Written task:
Pull out every line of the listing below where "ودخل" appears.

--------------------------------------------------

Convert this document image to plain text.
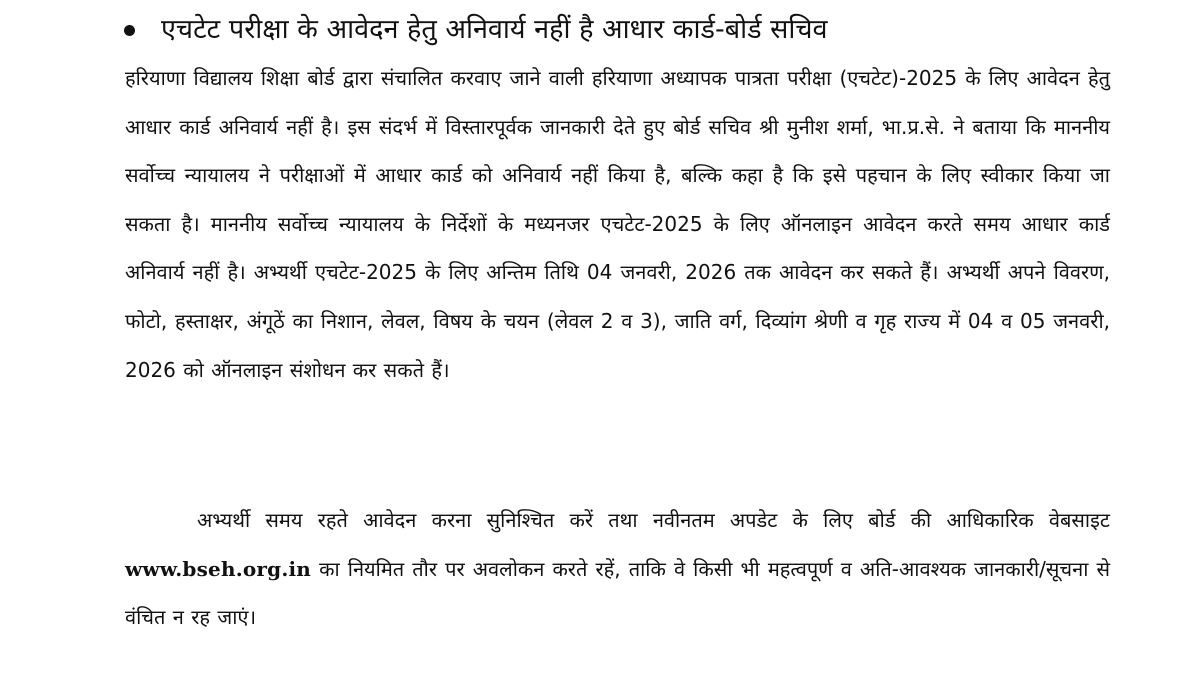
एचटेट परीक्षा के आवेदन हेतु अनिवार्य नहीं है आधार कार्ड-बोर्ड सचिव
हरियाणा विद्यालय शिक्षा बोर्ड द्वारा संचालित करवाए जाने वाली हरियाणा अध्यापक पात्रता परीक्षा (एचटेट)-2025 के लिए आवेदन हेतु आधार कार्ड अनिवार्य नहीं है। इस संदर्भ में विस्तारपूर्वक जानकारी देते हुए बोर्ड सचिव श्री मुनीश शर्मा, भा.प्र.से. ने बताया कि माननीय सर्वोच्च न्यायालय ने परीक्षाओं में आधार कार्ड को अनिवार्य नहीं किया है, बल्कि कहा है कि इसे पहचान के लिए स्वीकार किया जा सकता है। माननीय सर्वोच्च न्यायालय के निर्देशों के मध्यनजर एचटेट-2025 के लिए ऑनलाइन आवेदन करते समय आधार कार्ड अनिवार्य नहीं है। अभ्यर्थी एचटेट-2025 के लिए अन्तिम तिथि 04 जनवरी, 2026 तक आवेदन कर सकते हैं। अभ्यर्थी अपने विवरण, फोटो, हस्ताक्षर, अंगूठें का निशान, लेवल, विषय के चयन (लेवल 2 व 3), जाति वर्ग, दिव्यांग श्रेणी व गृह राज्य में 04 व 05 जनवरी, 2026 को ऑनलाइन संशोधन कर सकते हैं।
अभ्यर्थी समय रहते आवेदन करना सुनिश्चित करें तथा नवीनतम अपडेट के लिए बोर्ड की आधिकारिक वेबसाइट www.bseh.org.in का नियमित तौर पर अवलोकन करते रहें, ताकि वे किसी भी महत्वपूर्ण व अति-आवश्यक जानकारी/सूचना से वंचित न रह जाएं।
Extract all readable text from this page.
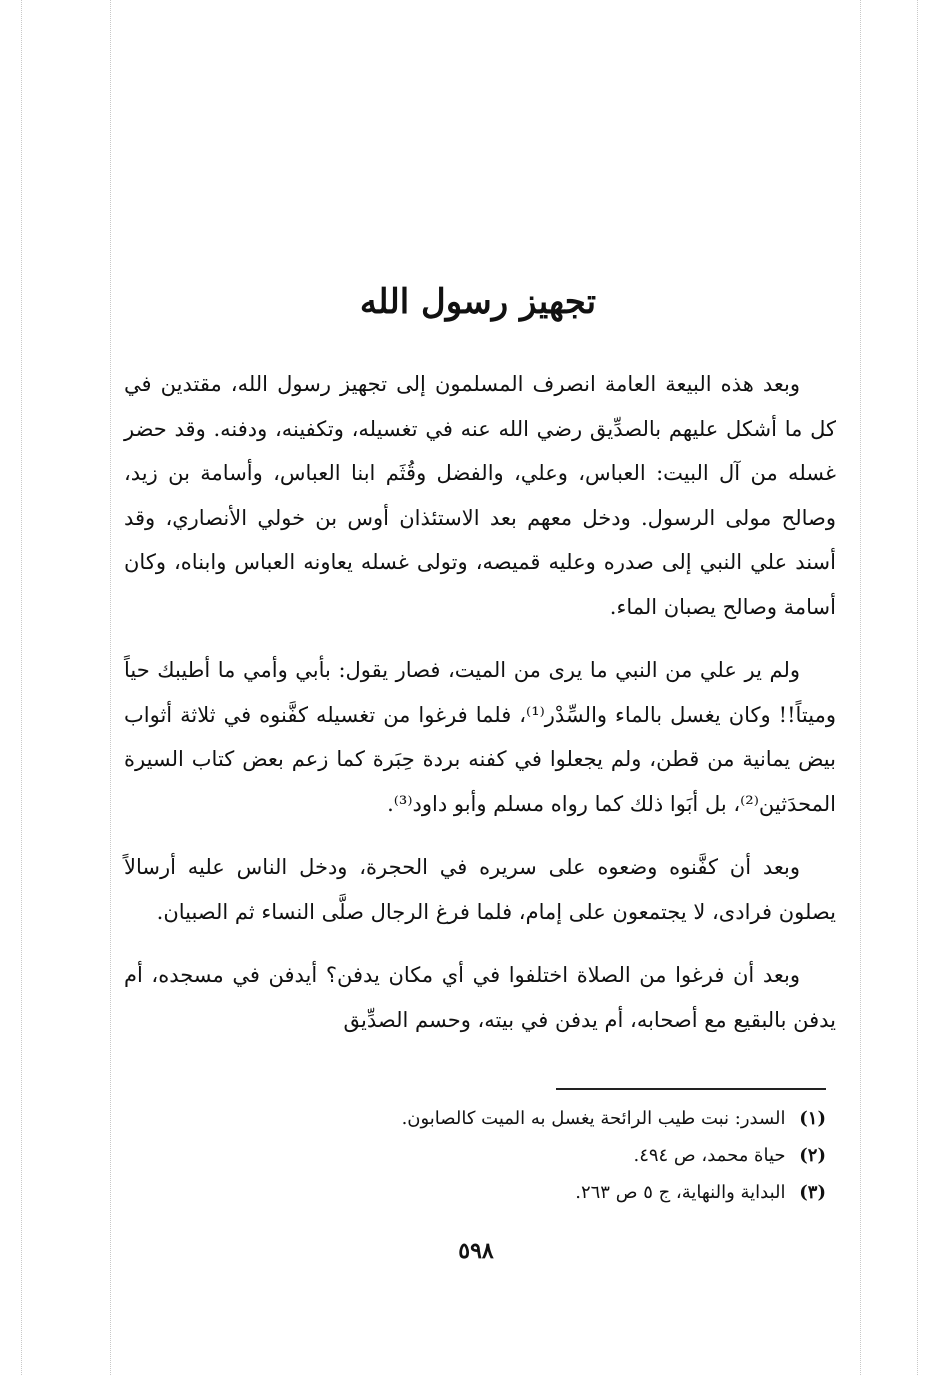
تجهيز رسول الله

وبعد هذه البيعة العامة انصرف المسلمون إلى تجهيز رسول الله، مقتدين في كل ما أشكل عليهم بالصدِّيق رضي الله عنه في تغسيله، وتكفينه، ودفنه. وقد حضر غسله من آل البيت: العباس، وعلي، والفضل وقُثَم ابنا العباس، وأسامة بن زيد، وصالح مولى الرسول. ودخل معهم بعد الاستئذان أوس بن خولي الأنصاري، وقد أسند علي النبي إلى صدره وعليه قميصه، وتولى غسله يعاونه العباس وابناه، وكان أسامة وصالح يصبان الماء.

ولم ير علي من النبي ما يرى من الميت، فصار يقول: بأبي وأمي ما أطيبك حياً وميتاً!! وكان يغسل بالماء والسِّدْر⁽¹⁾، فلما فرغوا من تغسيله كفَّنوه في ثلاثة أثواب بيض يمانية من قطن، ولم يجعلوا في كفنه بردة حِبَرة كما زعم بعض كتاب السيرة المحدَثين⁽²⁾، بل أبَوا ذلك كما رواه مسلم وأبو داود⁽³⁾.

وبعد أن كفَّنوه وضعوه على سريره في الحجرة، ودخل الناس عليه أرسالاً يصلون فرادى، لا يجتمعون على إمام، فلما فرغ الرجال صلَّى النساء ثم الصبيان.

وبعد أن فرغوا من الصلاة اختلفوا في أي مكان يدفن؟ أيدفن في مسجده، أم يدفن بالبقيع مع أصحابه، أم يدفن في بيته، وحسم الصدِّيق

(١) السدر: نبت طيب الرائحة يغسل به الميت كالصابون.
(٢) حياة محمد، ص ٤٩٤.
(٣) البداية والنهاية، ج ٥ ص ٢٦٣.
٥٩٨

--------------------------------------------------

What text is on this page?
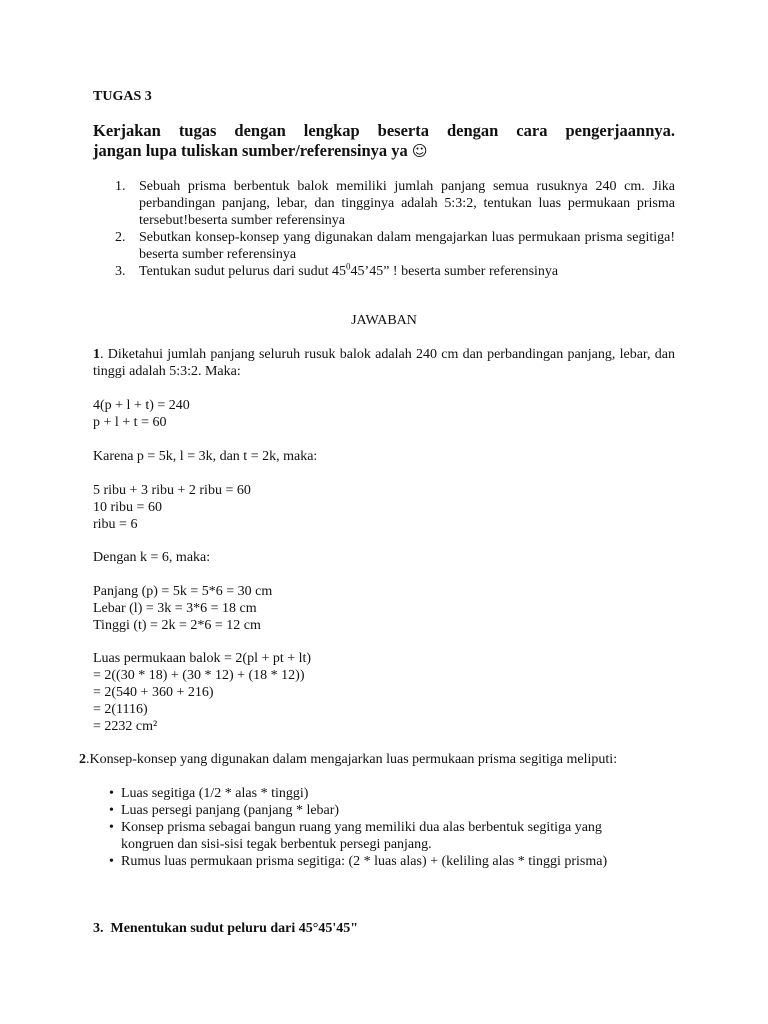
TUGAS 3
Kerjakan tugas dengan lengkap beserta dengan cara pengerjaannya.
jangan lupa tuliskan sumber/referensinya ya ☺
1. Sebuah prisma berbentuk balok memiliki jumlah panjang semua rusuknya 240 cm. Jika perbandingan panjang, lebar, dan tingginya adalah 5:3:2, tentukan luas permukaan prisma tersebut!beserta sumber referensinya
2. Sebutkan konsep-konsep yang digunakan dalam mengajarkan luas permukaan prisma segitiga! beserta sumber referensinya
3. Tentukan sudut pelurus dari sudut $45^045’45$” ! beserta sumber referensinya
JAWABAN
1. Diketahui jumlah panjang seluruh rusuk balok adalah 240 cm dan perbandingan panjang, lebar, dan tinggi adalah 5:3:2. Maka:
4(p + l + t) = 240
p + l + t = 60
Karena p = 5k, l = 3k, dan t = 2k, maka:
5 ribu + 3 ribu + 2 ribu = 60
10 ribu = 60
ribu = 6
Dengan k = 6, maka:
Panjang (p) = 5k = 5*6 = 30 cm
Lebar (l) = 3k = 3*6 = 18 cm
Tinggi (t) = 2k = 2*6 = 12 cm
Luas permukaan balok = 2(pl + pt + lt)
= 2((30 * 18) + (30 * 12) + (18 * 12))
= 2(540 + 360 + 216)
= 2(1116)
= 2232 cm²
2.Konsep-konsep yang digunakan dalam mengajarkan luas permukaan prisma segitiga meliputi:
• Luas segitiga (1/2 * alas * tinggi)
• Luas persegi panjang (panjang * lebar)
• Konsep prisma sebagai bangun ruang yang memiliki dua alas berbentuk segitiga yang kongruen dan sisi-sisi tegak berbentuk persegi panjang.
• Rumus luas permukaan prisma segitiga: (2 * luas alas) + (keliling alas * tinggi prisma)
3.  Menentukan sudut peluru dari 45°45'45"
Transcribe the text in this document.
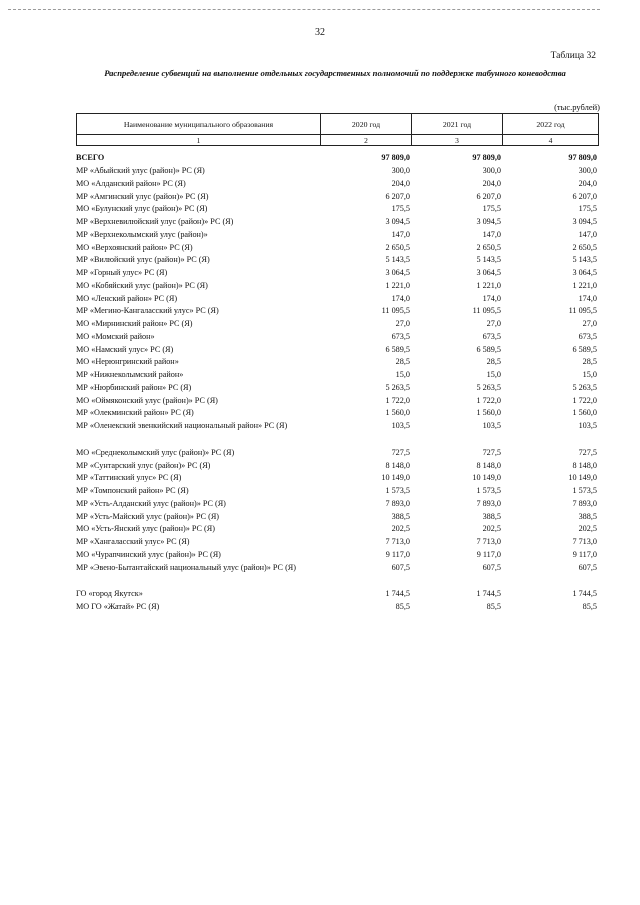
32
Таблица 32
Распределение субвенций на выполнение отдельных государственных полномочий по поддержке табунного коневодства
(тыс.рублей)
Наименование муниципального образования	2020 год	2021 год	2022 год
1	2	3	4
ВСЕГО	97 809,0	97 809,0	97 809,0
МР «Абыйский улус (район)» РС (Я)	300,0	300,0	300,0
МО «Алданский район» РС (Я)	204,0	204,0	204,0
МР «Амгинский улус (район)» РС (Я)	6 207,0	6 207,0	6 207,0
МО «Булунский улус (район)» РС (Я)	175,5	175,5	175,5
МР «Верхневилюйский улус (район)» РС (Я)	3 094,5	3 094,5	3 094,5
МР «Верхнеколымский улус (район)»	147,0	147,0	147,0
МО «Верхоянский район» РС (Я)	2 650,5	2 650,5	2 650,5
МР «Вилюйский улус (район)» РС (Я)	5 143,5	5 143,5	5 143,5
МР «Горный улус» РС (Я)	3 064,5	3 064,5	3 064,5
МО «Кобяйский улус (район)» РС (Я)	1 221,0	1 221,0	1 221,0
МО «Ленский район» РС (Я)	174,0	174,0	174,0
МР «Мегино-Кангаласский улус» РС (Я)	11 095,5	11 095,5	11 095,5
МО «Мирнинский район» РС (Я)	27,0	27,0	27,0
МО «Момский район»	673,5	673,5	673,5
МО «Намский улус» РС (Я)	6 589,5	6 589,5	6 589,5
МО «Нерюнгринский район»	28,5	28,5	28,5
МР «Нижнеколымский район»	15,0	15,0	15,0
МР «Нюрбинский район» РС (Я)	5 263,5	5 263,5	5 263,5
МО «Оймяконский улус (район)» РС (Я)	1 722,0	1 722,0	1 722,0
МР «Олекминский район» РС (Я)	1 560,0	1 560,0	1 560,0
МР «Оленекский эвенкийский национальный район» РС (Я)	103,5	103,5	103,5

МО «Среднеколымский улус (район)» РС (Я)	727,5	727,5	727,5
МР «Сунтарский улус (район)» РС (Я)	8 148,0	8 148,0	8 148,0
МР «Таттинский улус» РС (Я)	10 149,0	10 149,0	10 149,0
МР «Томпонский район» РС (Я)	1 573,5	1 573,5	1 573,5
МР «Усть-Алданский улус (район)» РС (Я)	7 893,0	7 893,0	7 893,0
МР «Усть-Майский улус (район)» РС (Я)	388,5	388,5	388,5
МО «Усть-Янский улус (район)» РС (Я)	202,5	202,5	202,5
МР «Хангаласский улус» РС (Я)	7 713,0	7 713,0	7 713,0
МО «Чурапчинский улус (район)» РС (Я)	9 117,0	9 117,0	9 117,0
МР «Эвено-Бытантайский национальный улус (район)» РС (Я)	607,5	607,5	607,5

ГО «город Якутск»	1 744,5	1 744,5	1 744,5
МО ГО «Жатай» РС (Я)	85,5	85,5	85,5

--------------------------------------------------

The result:
وبعد هذه البيعة العامة انصرف المسلمون إلى تجهيز رسول الله، مقتدين في كل ما أشكل عليهم بالصدِّيق رضي الله عنه في تغسيله، وتكفينه، ودفنه. وقد حضر غسله من آل البيت: العباس، وعلي، والفضل وقُثَم ابنا العباس، وأسامة بن زيد، وصالح مولى الرسول. ودخل معهم بعد الاستئذان أوس بن خولي الأنصاري، وقد أسند علي النبي إلى صدره وعليه قميصه، وتولى غسله يعاونه العباس وابناه، وكان أسامة وصالح يصبان الماء.
وبعد أن كفَّنوه وضعوه على سريره في الحجرة، ودخل الناس عليه أرسالاً يصلون فرادى، لا يجتمعون على إمام، فلما فرغ الرجال صلَّى النساء ثم الصبيان.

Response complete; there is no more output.